*Problem*. Identify the lines bearing the string "this" and gather them.

*Dataset*.
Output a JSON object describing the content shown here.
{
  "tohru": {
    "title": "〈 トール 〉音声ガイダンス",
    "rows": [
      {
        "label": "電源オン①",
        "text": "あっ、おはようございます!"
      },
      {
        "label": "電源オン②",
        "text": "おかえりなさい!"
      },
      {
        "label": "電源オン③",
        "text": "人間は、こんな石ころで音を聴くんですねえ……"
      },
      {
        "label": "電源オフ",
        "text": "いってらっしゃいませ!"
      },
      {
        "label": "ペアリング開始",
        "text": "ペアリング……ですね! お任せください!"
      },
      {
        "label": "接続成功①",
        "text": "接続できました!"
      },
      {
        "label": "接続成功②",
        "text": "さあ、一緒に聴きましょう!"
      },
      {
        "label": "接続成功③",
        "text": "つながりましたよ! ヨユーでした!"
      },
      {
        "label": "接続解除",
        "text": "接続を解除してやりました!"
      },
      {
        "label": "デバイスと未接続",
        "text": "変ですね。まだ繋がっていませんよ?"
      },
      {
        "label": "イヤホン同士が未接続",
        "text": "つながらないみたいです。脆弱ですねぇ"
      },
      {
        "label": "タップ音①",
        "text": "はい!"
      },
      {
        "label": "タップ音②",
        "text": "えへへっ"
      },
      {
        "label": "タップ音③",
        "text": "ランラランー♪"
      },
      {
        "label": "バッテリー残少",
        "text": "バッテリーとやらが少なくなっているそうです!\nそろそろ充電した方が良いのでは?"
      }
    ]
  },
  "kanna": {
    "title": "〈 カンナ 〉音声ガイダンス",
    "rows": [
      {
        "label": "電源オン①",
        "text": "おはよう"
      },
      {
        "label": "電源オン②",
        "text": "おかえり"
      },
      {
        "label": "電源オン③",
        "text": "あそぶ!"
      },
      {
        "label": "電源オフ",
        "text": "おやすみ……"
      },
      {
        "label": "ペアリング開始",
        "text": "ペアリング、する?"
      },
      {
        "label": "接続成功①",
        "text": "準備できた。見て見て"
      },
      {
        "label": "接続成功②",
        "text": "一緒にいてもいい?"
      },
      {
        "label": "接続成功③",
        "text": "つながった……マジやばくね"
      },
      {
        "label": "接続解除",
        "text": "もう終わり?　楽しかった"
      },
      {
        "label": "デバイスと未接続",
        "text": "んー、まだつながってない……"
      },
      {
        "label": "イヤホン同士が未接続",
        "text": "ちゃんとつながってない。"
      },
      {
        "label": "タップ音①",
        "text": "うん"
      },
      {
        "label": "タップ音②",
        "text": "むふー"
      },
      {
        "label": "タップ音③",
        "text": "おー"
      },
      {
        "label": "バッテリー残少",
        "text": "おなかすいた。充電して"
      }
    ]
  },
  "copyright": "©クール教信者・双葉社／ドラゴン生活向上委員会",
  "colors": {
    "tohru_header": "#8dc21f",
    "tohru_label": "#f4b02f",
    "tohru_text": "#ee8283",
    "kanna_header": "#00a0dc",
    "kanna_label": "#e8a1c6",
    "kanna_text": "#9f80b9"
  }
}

...

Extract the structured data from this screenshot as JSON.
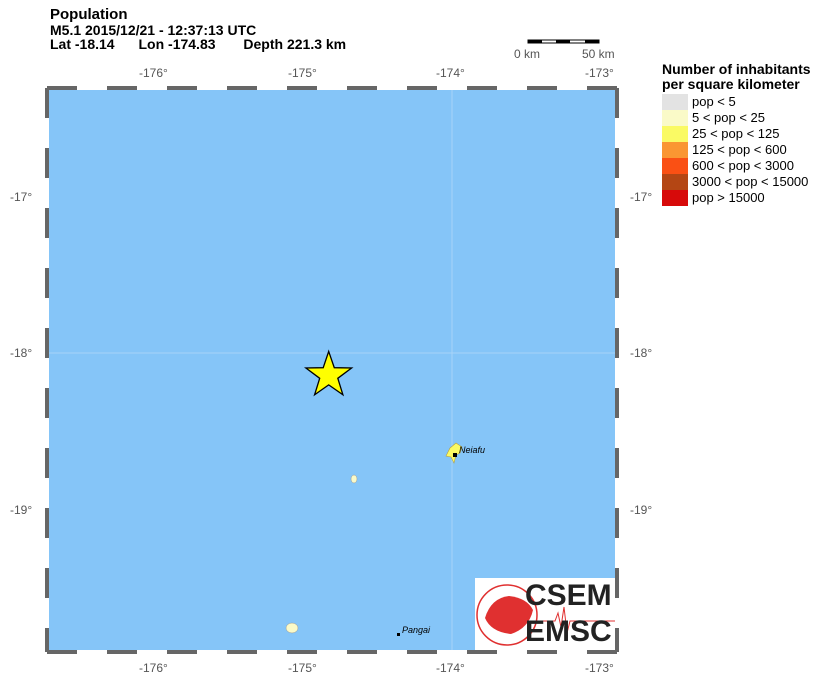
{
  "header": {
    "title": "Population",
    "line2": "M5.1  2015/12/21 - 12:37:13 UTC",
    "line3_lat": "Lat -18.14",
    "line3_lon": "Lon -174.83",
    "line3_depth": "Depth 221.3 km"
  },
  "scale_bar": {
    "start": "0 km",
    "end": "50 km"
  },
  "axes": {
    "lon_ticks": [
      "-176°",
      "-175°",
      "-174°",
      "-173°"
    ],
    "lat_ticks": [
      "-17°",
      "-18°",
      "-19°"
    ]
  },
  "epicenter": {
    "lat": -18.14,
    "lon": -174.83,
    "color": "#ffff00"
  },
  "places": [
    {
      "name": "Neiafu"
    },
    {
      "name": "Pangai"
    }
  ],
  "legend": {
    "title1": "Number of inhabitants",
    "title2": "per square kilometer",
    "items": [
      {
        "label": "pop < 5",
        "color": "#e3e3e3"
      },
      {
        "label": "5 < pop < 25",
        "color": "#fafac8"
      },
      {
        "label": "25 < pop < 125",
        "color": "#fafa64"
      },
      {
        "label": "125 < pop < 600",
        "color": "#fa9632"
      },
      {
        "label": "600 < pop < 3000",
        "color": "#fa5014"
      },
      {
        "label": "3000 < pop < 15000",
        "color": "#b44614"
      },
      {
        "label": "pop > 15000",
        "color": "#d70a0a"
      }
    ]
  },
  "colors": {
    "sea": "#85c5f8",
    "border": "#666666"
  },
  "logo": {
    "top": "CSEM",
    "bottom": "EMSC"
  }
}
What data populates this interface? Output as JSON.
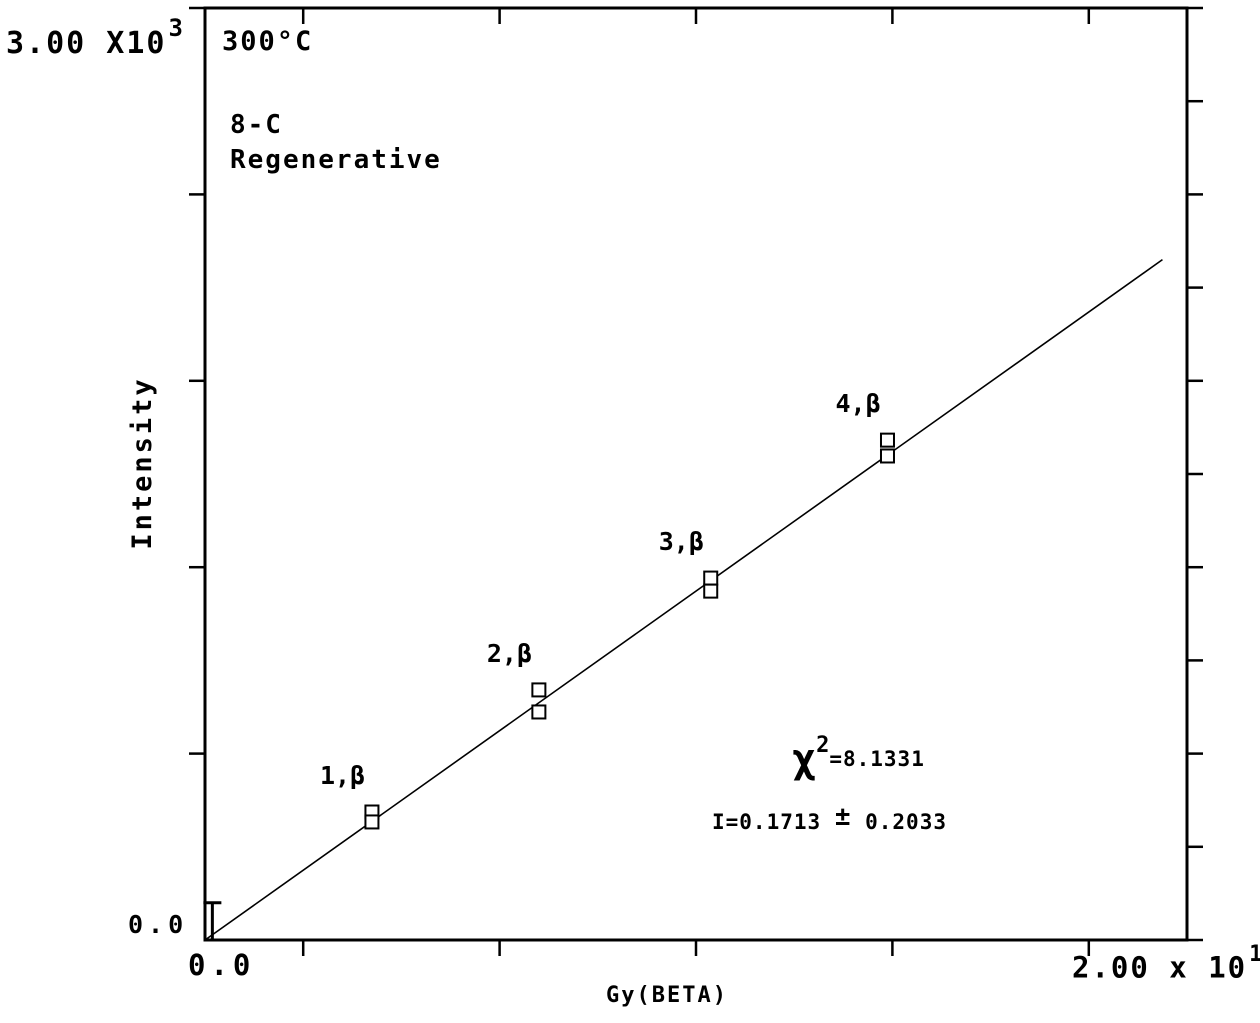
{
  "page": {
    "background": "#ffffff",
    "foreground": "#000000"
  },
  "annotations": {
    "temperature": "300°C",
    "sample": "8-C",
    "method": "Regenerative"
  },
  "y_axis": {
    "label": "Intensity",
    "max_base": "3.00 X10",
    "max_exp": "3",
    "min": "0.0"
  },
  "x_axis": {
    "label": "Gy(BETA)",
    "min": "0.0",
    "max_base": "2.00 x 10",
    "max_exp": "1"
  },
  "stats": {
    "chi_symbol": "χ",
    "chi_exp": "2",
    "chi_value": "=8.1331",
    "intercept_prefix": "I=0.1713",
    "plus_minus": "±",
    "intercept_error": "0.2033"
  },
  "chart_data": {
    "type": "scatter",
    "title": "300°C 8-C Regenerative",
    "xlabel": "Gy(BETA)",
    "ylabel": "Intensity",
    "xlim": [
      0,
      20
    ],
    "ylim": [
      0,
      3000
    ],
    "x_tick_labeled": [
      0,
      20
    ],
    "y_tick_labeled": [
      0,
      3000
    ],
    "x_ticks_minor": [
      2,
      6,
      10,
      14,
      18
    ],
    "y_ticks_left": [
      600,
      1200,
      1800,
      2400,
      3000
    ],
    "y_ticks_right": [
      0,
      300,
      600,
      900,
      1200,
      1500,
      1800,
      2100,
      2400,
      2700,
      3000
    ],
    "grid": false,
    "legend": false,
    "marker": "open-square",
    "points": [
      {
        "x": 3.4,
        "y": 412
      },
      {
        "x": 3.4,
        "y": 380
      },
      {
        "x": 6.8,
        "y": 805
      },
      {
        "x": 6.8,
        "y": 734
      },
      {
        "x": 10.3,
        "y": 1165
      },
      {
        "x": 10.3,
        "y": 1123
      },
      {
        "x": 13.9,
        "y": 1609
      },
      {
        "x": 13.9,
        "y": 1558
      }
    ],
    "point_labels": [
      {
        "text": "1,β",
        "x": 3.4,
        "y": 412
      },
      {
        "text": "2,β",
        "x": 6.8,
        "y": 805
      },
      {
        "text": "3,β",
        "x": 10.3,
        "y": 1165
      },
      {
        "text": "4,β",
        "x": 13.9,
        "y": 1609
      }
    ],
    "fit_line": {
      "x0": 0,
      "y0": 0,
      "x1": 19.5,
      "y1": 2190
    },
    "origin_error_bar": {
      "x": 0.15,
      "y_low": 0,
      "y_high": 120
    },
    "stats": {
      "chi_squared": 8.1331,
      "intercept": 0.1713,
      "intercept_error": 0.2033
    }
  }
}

*Solution below*.
Extract the structured data from this screenshot as JSON.
What data populates this interface? Output as JSON.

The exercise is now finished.